Aim of the exercise
Write out the whole listing exactly as it stands.

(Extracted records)
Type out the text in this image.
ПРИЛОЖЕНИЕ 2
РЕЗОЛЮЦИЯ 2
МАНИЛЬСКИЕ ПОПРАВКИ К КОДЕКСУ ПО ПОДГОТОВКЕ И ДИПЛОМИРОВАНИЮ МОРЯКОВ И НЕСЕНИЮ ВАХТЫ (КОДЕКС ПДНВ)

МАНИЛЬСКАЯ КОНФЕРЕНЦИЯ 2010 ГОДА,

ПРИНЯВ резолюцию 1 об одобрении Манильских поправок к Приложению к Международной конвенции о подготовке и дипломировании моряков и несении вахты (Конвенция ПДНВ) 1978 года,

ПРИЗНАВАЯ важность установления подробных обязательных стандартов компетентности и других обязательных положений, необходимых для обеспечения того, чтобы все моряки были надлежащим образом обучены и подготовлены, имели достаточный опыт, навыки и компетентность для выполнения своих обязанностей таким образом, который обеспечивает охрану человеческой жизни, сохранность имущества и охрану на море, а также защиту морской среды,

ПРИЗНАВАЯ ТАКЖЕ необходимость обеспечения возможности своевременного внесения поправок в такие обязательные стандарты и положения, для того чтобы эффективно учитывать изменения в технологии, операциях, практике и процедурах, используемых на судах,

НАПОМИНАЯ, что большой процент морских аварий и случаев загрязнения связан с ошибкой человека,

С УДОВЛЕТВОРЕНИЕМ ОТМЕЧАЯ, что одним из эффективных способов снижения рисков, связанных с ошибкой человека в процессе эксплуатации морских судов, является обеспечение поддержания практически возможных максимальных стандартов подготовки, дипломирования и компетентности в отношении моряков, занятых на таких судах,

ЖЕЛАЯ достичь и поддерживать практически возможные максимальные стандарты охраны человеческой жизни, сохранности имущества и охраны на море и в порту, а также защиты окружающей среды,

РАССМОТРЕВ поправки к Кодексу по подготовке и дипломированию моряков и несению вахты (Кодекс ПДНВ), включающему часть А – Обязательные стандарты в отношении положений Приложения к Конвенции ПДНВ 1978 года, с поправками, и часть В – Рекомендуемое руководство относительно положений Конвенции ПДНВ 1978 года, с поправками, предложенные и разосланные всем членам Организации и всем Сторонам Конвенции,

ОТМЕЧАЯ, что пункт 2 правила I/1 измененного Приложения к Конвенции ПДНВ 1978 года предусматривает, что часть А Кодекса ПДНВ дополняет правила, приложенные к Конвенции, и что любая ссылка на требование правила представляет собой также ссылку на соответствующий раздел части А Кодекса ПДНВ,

Correct response
Type out the text in this image.
ПРИЛОЖЕНИЕ 2
РЕЗОЛЮЦИЯ 2
МАНИЛЬСКИЕ ПОПРАВКИ К КОДЕКСУ ПО ПОДГОТОВКЕ И ДИПЛОМИРОВАНИЮ МОРЯКОВ И НЕСЕНИЮ ВАХТЫ (КОДЕКС ПДНВ)

МАНИЛЬСКАЯ КОНФЕРЕНЦИЯ 2010 ГОДА,

ПРИНЯВ резолюцию 1 об одобрении Манильских поправок к Приложению к Международной конвенции о подготовке и дипломировании моряков и несении вахты (Конвенция ПДНВ) 1978 года,

ПРИЗНАВАЯ важность установления подробных обязательных стандартов компетентности и других обязательных положений, необходимых для обеспечения того, чтобы все моряки были надлежащим образом обучены и подготовлены, имели достаточный опыт, навыки и компетентность для выполнения своих обязанностей таким образом, который обеспечивает охрану человеческой жизни, сохранность имущества и охрану на море, а также защиту морской среды,

ПРИЗНАВАЯ ТАКЖЕ необходимость обеспечения возможности своевременного внесения поправок в такие обязательные стандарты и положения, для того чтобы эффективно учитывать изменения в технологии, операциях, практике и процедурах, используемых на судах,

НАПОМИНАЯ, что большой процент морских аварий и случаев загрязнения связан с ошибкой человека,

С УДОВЛЕТВОРЕНИЕМ ОТМЕЧАЯ, что одним из эффективных способов снижения рисков, связанных с ошибкой человека в процессе эксплуатации морских судов, является обеспечение поддержания практически возможных максимальных стандартов подготовки, дипломирования и компетентности в отношении моряков, занятых на таких судах,

ЖЕЛАЯ достичь и поддерживать практически возможные максимальные стандарты охраны человеческой жизни, сохранности имущества и охраны на море и в порту, а также защиты окружающей среды,

РАССМОТРЕВ поправки к Кодексу по подготовке и дипломированию моряков и несению вахты (Кодекс ПДНВ), включающему часть А – Обязательные стандарты в отношении положений Приложения к Конвенции ПДНВ 1978 года, с поправками, и часть В – Рекомендуемое руководство относительно положений Конвенции ПДНВ 1978 года, с поправками, предложенные и разосланные всем членам Организации и всем Сторонам Конвенции,

ОТМЕЧАЯ, что пункт 2 правила I/1 измененного Приложения к Конвенции ПДНВ 1978 года предусматривает, что часть А Кодекса ПДНВ дополняет правила, приложенные к Конвенции, и что любая ссылка на требование правила представляет собой также ссылку на соответствующий раздел части А Кодекса ПДНВ,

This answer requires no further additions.